#### What needs to be done
In the stretch of the records from the start through the line containing "thumb-number: 6 [4,614,16,692]", replace "variant-thumb" with "variation-thumb" and reproduce only those lines, leaving everything else unchanged.

Collection entries

******************************

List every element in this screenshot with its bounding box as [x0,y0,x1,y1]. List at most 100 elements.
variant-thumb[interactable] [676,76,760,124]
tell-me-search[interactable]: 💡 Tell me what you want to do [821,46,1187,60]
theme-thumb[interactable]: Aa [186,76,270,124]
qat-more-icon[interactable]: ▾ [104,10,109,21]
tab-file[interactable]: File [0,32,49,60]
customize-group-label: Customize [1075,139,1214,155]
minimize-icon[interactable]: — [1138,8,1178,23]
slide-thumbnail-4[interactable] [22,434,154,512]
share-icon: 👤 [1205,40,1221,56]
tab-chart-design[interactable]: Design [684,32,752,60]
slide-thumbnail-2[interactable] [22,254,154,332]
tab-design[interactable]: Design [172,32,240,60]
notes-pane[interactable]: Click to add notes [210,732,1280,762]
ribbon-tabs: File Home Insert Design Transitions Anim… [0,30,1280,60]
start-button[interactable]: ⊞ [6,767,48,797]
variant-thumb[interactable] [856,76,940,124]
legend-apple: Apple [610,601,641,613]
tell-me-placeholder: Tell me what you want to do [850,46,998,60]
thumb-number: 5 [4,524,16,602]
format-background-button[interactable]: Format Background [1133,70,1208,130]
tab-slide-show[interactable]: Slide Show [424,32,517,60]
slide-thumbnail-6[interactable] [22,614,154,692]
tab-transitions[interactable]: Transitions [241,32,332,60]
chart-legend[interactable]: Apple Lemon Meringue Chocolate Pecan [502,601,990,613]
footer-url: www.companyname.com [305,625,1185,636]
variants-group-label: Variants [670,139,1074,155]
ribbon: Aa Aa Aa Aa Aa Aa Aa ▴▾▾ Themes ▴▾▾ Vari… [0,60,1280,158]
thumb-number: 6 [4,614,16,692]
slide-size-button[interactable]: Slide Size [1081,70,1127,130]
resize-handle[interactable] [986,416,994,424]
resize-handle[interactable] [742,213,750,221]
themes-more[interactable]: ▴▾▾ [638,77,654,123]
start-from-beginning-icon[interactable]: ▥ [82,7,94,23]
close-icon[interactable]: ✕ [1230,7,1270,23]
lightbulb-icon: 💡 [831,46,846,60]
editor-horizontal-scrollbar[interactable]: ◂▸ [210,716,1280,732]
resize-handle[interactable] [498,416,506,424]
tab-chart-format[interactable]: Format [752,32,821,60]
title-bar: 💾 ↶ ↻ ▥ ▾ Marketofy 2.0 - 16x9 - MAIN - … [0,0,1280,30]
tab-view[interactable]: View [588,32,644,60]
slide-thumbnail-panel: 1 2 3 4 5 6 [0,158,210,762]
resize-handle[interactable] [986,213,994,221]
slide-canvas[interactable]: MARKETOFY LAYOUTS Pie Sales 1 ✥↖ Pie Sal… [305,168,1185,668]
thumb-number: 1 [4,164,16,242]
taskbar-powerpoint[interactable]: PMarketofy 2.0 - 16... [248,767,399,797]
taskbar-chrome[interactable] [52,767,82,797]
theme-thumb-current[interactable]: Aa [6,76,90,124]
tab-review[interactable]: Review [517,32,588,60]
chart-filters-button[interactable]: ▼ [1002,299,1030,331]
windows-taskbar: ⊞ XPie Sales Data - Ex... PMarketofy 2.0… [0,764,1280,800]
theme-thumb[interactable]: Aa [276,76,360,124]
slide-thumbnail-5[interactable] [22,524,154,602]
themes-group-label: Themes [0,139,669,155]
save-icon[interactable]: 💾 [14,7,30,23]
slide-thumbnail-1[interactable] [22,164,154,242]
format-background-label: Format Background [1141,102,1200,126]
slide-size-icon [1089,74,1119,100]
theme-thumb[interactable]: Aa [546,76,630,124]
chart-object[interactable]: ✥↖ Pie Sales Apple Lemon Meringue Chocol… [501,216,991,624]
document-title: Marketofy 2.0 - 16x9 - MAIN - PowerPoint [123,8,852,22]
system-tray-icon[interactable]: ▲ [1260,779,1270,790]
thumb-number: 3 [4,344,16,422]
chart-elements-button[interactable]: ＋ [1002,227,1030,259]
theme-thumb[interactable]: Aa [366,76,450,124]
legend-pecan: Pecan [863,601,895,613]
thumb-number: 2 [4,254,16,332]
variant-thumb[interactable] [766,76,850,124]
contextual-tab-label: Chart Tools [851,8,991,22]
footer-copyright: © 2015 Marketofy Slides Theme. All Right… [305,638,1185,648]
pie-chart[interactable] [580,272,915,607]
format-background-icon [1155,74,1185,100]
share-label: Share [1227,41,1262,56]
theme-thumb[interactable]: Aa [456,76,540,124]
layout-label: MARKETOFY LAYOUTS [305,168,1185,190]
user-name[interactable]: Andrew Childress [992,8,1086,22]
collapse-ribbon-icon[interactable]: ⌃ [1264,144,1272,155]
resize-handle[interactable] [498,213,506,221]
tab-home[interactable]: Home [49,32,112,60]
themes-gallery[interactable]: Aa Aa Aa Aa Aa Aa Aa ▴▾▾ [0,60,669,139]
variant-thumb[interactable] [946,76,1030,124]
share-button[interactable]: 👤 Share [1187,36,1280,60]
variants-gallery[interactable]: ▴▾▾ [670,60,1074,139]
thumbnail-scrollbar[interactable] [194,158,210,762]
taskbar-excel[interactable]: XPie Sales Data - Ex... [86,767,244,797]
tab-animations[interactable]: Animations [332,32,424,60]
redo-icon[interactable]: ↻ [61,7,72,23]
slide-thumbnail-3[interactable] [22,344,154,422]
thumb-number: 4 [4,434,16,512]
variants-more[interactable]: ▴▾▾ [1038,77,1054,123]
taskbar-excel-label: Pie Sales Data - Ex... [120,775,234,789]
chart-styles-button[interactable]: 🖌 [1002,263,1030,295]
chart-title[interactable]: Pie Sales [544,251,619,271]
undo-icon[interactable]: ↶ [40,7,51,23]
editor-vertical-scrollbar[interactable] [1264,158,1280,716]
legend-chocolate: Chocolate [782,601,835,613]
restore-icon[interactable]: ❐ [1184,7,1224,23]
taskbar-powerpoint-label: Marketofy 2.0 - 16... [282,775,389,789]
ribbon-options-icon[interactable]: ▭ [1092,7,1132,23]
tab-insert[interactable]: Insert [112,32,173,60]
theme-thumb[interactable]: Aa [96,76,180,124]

******************************

#### Answer to the exercise
List every element in this screenshot with its bounding box as [x0,y0,x1,y1]. List at most 100 elements.
variation-thumb[interactable] [676,76,760,124]
tell-me-search[interactable]: 💡 Tell me what you want to do [821,46,1187,60]
theme-thumb[interactable]: Aa [186,76,270,124]
qat-more-icon[interactable]: ▾ [104,10,109,21]
tab-file[interactable]: File [0,32,49,60]
customize-group-label: Customize [1075,139,1214,155]
minimize-icon[interactable]: — [1138,8,1178,23]
slide-thumbnail-4[interactable] [22,434,154,512]
share-icon: 👤 [1205,40,1221,56]
tab-chart-design[interactable]: Design [684,32,752,60]
slide-thumbnail-2[interactable] [22,254,154,332]
tab-design[interactable]: Design [172,32,240,60]
notes-pane[interactable]: Click to add notes [210,732,1280,762]
ribbon-tabs: File Home Insert Design Transitions Anim… [0,30,1280,60]
start-button[interactable]: ⊞ [6,767,48,797]
variation-thumb[interactable] [856,76,940,124]
legend-apple: Apple [610,601,641,613]
tell-me-placeholder: Tell me what you want to do [850,46,998,60]
thumb-number: 5 [4,524,16,602]
format-background-button[interactable]: Format Background [1133,70,1208,130]
tab-slide-show[interactable]: Slide Show [424,32,517,60]
slide-thumbnail-6[interactable] [22,614,154,692]
tab-transitions[interactable]: Transitions [241,32,332,60]
chart-legend[interactable]: Apple Lemon Meringue Chocolate Pecan [502,601,990,613]
footer-url: www.companyname.com [305,625,1185,636]
variants-group-label: Variants [670,139,1074,155]
ribbon: Aa Aa Aa Aa Aa Aa Aa ▴▾▾ Themes ▴▾▾ Vari… [0,60,1280,158]
thumb-number: 6 [4,614,16,692]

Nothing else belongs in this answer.